Return the lines of the listing from the one containing "square-a6[interactable] <box>463 276" through the one containing "file-label-top-a: A <box>460 42 506 59</box>", both included, unchanged.

--- The input ---
****************
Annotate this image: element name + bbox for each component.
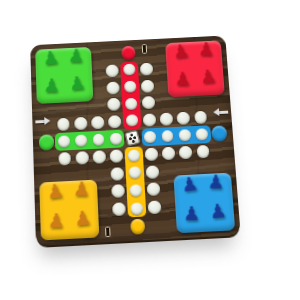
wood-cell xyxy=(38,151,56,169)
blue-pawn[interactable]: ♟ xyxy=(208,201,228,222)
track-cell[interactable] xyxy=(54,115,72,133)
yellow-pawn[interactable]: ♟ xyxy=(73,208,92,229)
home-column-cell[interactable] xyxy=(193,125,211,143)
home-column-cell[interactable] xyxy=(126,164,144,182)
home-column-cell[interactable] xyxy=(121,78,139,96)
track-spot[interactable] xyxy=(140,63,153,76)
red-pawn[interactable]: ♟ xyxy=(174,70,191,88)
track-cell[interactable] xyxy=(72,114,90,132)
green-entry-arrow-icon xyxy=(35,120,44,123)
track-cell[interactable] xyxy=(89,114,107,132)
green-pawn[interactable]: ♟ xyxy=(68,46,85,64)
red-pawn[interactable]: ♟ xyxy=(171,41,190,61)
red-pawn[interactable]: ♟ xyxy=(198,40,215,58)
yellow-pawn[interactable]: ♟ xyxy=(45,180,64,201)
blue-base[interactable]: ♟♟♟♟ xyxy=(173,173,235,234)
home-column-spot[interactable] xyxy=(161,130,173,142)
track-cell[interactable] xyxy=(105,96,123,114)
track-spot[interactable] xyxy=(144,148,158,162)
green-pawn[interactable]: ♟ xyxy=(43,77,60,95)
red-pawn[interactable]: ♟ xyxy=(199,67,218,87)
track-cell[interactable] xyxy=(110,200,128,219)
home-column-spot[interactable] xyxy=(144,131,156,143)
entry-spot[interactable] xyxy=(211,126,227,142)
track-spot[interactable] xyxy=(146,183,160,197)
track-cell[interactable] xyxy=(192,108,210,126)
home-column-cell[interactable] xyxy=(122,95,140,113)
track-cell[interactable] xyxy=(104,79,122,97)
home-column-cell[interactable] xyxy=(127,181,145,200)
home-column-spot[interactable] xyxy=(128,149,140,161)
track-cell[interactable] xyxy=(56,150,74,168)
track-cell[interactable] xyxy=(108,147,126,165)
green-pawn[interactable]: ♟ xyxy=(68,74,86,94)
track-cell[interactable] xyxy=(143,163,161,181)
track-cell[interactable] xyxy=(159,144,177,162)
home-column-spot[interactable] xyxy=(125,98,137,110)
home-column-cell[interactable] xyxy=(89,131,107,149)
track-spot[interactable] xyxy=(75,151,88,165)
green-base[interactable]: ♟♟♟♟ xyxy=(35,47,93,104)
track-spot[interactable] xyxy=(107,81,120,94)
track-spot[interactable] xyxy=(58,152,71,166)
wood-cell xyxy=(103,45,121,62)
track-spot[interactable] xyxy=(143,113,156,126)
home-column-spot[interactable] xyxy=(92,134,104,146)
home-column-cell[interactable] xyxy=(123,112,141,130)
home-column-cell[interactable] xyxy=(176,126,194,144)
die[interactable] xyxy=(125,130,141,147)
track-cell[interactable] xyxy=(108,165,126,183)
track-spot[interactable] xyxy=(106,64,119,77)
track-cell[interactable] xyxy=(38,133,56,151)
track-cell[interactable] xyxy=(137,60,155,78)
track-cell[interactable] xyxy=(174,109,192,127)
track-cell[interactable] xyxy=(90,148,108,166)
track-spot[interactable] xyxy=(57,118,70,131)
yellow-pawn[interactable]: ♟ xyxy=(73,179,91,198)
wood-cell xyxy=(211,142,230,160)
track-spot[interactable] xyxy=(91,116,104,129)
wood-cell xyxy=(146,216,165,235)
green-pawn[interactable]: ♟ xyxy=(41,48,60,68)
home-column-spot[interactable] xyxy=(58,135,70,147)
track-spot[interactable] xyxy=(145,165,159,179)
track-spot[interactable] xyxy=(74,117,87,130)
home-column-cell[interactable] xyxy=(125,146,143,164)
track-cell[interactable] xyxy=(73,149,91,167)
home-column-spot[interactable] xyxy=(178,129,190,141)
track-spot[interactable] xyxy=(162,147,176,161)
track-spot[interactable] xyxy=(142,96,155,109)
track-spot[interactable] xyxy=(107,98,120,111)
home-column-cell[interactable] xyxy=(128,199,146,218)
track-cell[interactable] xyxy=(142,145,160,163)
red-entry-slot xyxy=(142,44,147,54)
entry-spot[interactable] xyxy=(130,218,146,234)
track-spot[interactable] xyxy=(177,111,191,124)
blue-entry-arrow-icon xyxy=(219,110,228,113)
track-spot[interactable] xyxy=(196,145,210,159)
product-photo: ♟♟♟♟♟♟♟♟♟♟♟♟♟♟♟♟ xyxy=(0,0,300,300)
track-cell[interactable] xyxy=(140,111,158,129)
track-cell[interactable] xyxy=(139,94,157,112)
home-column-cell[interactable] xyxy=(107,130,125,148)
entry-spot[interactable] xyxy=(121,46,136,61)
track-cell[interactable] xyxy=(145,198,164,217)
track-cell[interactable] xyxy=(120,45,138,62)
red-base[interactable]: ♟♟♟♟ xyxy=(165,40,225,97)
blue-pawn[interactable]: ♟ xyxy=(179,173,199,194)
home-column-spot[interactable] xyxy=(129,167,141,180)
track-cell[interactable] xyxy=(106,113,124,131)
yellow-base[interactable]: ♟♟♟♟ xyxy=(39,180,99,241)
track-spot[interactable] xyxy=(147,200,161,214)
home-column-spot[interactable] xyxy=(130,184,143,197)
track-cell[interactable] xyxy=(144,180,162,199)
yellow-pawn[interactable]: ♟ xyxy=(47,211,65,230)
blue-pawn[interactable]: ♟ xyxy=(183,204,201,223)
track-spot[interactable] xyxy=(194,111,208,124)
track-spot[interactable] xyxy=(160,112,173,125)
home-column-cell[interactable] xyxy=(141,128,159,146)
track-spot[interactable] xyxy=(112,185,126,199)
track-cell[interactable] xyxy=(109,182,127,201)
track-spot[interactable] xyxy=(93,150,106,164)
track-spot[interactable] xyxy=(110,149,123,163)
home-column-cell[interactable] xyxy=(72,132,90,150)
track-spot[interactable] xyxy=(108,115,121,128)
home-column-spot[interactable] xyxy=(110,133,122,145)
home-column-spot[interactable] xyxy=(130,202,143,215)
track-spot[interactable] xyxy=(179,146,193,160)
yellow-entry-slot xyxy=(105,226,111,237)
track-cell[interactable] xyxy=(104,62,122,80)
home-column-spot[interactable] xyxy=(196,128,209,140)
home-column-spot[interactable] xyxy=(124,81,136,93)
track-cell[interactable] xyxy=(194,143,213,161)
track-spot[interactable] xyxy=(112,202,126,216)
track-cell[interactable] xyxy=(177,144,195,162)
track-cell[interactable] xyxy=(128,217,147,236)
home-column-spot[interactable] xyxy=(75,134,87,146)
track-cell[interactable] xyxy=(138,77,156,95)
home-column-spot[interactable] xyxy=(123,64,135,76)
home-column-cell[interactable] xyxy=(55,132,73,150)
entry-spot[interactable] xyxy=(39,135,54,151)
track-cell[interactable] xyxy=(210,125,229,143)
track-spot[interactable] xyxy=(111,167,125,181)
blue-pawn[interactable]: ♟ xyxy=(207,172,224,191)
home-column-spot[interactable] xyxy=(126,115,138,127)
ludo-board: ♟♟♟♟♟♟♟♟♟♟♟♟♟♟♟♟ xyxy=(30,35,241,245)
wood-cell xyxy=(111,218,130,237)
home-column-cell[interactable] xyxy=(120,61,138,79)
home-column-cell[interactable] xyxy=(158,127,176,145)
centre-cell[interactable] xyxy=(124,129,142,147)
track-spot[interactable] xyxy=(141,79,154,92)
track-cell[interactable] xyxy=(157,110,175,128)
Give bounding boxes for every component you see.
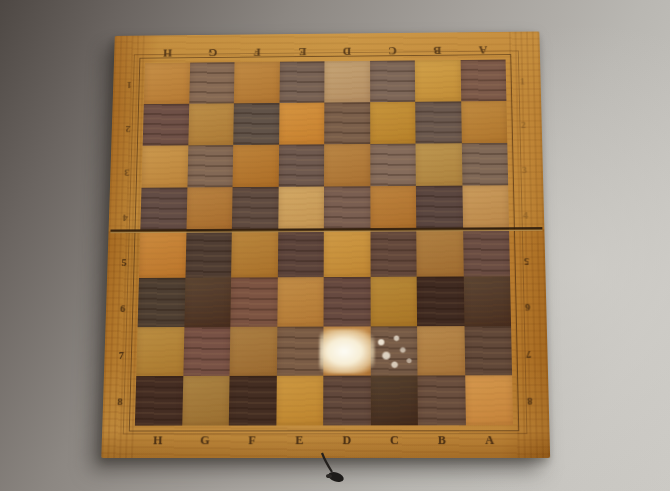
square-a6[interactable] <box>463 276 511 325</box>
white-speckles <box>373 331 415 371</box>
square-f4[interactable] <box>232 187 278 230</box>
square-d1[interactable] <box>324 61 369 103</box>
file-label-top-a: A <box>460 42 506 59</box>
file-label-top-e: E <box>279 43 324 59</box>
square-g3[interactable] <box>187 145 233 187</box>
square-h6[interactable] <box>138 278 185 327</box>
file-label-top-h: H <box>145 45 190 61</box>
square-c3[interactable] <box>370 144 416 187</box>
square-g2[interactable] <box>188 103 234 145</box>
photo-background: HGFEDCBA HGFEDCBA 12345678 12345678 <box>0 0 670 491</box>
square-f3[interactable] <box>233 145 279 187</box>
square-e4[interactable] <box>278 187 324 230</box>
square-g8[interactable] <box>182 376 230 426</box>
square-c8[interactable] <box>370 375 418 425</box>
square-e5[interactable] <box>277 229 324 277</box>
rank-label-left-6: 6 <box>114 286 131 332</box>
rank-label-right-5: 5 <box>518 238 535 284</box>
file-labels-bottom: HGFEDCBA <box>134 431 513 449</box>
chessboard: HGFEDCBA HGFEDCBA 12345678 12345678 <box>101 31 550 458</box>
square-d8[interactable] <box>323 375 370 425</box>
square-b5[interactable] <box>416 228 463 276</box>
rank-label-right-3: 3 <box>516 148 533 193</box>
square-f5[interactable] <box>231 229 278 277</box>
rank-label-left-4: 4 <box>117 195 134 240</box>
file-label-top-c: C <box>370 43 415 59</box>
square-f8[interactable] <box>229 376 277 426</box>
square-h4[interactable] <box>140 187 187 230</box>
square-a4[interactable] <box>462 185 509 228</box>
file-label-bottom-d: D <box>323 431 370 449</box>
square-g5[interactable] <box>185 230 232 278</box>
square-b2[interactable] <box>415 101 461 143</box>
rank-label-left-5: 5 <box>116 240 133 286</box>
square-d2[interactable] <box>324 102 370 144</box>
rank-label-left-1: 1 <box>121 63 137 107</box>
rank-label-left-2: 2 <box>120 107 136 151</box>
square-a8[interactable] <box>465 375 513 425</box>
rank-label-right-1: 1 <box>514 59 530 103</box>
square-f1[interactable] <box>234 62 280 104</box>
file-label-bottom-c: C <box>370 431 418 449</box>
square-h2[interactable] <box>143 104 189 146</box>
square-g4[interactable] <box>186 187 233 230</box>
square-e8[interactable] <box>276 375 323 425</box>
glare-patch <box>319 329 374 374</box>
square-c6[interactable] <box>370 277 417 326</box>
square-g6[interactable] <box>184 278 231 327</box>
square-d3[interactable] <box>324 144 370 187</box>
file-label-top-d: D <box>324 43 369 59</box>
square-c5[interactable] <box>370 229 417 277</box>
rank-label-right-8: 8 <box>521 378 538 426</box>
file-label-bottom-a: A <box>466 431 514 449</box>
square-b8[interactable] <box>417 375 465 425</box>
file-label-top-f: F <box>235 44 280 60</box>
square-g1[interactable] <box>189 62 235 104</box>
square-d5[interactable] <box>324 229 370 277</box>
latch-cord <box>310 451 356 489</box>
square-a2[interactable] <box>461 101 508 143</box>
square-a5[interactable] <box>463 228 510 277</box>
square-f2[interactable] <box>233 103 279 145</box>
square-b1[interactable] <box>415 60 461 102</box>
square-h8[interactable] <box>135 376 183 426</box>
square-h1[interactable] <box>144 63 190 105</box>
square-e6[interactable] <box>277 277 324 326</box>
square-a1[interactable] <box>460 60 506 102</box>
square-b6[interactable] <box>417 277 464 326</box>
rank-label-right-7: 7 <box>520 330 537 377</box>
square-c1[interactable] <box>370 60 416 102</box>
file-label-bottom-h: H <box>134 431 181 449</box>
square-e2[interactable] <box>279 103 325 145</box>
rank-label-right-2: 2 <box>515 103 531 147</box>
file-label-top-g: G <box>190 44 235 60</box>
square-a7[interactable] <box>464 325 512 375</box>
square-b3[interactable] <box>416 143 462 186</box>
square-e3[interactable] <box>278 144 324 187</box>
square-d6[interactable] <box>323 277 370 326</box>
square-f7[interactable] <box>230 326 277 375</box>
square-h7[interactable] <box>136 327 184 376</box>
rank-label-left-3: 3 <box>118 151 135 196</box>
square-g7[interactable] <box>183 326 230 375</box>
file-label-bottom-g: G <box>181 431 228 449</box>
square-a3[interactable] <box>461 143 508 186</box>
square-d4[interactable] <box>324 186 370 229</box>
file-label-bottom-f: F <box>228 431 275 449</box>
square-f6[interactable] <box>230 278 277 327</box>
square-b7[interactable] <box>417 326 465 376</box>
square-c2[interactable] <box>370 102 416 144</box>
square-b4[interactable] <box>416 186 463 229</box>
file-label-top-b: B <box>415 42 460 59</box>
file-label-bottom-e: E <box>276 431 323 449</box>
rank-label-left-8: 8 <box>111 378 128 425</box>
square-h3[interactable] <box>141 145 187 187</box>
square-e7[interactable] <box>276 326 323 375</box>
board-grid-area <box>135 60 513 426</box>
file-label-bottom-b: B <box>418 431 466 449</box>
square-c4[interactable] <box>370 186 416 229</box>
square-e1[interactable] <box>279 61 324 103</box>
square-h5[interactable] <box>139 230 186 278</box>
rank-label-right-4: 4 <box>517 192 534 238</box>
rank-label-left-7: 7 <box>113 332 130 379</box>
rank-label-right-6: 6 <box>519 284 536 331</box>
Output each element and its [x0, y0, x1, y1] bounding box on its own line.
****************
--- Answer to the problem ---
square-a6[interactable] <box>463 276 511 325</box>
white-speckles <box>373 331 415 371</box>
square-f4[interactable] <box>232 187 278 230</box>
square-d1[interactable] <box>324 61 369 103</box>
file-label-top-a: A <box>460 42 506 59</box>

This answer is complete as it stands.